### AIM OF THE EXERCISE
Copy every line of the entries below word for word, leaving out the pictures.

------ ENTRIES PROVIDED

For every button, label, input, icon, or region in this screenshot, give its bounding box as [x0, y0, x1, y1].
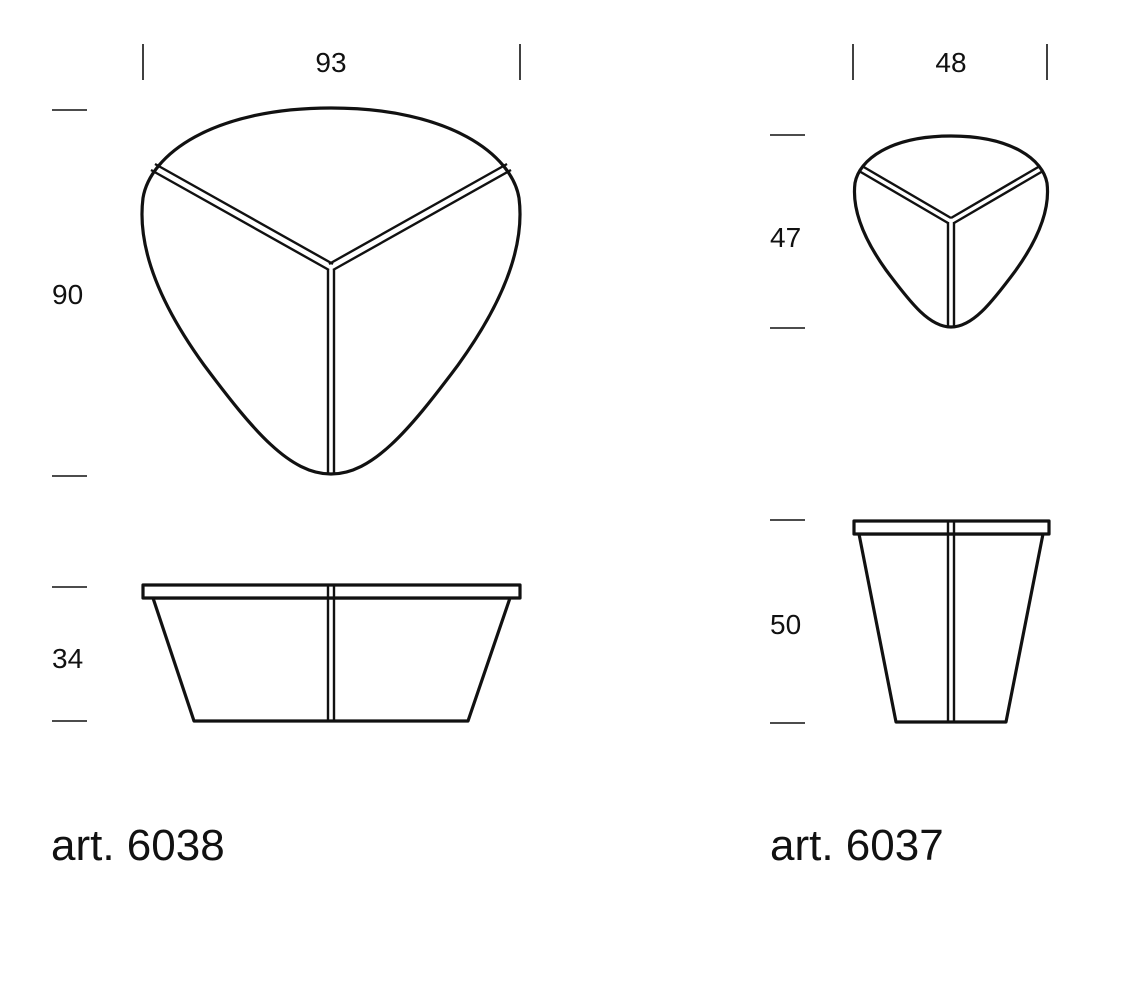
- product-6037: 48 47 50: [770, 44, 1051, 870]
- width-dimension-6037: 48: [852, 44, 1048, 80]
- width-dimension-6038: 93: [142, 44, 521, 80]
- seam-left-inner: [861, 164, 952, 220]
- height-dimension-6037: 50: [770, 519, 805, 724]
- height-value: 50: [770, 609, 801, 640]
- depth-value: 47: [770, 222, 801, 253]
- article-label-6037: art. 6037: [770, 821, 944, 870]
- seam-left: [150, 168, 330, 272]
- seam-right: [332, 168, 512, 272]
- width-value: 93: [315, 47, 346, 78]
- depth-dimension-6038: 90: [52, 109, 87, 477]
- side-tabletop: [852, 519, 1051, 536]
- depth-dimension-6037: 47: [770, 134, 805, 329]
- side-tabletop: [141, 583, 522, 600]
- top-view-6037: [852, 134, 1050, 329]
- tabletop-outline: [140, 106, 522, 476]
- side-view-6037: [852, 519, 1051, 724]
- seam-right-inner: [328, 162, 508, 266]
- side-view-6038: [141, 583, 522, 723]
- side-body: [857, 532, 1045, 724]
- side-body: [151, 596, 512, 723]
- seam-left-inner: [154, 162, 334, 266]
- tabletop-outline: [852, 134, 1050, 329]
- seam-right-inner: [950, 164, 1041, 220]
- product-6038: 93 90 34: [51, 44, 522, 870]
- top-view-6038: [140, 106, 522, 476]
- depth-value: 90: [52, 279, 83, 310]
- seam-left: [858, 169, 949, 225]
- seam-right: [953, 169, 1044, 225]
- height-dimension-6038: 34: [52, 586, 87, 722]
- article-label-6038: art. 6038: [51, 821, 225, 870]
- height-value: 34: [52, 643, 83, 674]
- width-value: 48: [935, 47, 966, 78]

------------

### SOLUTION
For every button, label, input, icon, or region in this screenshot, give its bounding box as [x0, y0, x1, y1].
- product-6037: 48 47 50: [770, 44, 1051, 870]
- width-dimension-6037: 48: [852, 44, 1048, 80]
- width-dimension-6038: 93: [142, 44, 521, 80]
- seam-left-inner: [861, 164, 952, 220]
- height-dimension-6037: 50: [770, 519, 805, 724]
- height-value: 50: [770, 609, 801, 640]
- depth-value: 47: [770, 222, 801, 253]
- article-label-6037: art. 6037: [770, 821, 944, 870]
- seam-left: [150, 168, 330, 272]
- seam-right: [332, 168, 512, 272]
- width-value: 93: [315, 47, 346, 78]
- depth-dimension-6038: 90: [52, 109, 87, 477]
- side-tabletop: [852, 519, 1051, 536]
- depth-dimension-6037: 47: [770, 134, 805, 329]
- side-tabletop: [141, 583, 522, 600]
- top-view-6037: [852, 134, 1050, 329]
- tabletop-outline: [140, 106, 522, 476]
- side-view-6037: [852, 519, 1051, 724]
- seam-right-inner: [328, 162, 508, 266]
- side-view-6038: [141, 583, 522, 723]
- side-body: [857, 532, 1045, 724]
- side-body: [151, 596, 512, 723]
- seam-left-inner: [154, 162, 334, 266]
- tabletop-outline: [852, 134, 1050, 329]
- seam-right-inner: [950, 164, 1041, 220]
- product-6038: 93 90 34: [51, 44, 522, 870]
- top-view-6038: [140, 106, 522, 476]
- depth-value: 90: [52, 279, 83, 310]
- seam-left: [858, 169, 949, 225]
- seam-right: [953, 169, 1044, 225]
- height-dimension-6038: 34: [52, 586, 87, 722]
- article-label-6038: art. 6038: [51, 821, 225, 870]
- height-value: 34: [52, 643, 83, 674]
- width-value: 48: [935, 47, 966, 78]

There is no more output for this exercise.